-- begin Supplied records --
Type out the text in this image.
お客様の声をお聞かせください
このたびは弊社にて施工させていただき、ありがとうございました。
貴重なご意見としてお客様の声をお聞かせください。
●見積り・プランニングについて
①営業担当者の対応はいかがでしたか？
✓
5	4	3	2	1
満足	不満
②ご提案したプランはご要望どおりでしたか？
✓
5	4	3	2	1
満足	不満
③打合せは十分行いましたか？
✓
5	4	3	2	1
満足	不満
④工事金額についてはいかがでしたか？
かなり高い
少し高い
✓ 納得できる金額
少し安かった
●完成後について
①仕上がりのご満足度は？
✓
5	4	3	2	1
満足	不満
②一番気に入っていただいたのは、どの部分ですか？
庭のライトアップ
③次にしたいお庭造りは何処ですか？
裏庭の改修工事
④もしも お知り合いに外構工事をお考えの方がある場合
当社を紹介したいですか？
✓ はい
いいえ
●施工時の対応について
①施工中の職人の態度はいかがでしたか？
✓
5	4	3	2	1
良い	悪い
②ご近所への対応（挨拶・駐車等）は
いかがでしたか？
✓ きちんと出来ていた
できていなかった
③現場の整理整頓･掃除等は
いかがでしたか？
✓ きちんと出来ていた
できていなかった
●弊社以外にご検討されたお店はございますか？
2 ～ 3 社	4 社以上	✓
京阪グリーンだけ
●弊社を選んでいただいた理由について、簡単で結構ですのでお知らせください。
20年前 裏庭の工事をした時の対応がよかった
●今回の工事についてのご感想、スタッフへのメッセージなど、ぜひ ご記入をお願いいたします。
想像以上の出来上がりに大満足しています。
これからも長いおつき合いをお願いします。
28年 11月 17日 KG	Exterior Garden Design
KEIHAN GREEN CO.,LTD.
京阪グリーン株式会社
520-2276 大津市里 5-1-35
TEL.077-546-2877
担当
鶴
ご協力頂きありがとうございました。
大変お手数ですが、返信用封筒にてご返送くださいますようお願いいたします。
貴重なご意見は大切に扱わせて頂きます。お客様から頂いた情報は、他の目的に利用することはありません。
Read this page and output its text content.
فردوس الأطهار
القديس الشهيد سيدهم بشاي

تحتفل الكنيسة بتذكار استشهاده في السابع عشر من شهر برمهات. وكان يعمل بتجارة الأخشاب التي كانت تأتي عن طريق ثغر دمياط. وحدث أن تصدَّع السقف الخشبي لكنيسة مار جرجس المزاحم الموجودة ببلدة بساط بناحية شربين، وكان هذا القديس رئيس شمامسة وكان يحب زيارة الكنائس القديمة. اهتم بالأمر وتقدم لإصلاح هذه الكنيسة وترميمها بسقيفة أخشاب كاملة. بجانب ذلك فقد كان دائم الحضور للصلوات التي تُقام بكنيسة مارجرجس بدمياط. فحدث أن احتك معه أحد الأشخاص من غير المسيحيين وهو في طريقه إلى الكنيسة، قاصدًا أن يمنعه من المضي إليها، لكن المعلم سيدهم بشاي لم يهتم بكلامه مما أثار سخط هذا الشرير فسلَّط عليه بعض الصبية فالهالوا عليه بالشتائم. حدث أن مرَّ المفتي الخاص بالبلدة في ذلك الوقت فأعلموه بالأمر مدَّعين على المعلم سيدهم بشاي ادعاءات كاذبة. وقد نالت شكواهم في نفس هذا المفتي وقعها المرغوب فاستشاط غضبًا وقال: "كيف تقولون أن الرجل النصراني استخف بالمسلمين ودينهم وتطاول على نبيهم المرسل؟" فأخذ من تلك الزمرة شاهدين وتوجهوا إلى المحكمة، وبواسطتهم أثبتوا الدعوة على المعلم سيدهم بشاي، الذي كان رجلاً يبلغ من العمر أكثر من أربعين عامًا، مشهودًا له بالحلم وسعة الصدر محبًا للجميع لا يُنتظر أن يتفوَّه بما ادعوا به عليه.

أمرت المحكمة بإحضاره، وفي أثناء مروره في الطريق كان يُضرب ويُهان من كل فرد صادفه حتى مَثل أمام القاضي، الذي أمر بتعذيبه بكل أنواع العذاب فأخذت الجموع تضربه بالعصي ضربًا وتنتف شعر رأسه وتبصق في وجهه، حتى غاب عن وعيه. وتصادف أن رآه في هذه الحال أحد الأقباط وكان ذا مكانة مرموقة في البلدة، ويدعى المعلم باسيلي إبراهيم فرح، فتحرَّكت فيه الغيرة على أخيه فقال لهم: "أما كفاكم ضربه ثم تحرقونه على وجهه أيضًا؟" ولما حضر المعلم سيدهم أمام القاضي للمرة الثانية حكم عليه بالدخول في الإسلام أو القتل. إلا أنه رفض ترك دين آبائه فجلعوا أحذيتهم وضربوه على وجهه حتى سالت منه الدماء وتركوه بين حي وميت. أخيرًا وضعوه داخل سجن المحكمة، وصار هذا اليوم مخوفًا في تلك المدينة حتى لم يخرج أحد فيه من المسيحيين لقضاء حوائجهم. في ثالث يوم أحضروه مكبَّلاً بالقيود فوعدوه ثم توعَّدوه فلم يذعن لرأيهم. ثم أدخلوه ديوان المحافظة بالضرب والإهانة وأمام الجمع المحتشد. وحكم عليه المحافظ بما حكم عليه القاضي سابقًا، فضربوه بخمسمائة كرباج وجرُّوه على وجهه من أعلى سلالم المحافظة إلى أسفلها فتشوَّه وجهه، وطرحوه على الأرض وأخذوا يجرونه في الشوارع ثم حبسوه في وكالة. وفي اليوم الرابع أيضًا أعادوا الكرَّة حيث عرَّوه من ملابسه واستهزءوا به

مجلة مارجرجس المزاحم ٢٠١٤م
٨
-- end Supplied records --
▶ Set exercise
Identify the lines in the entries that hold "this" and return each one.

▶ Reply to the exercise
Type out the text in this image.
Read this page and output its text content.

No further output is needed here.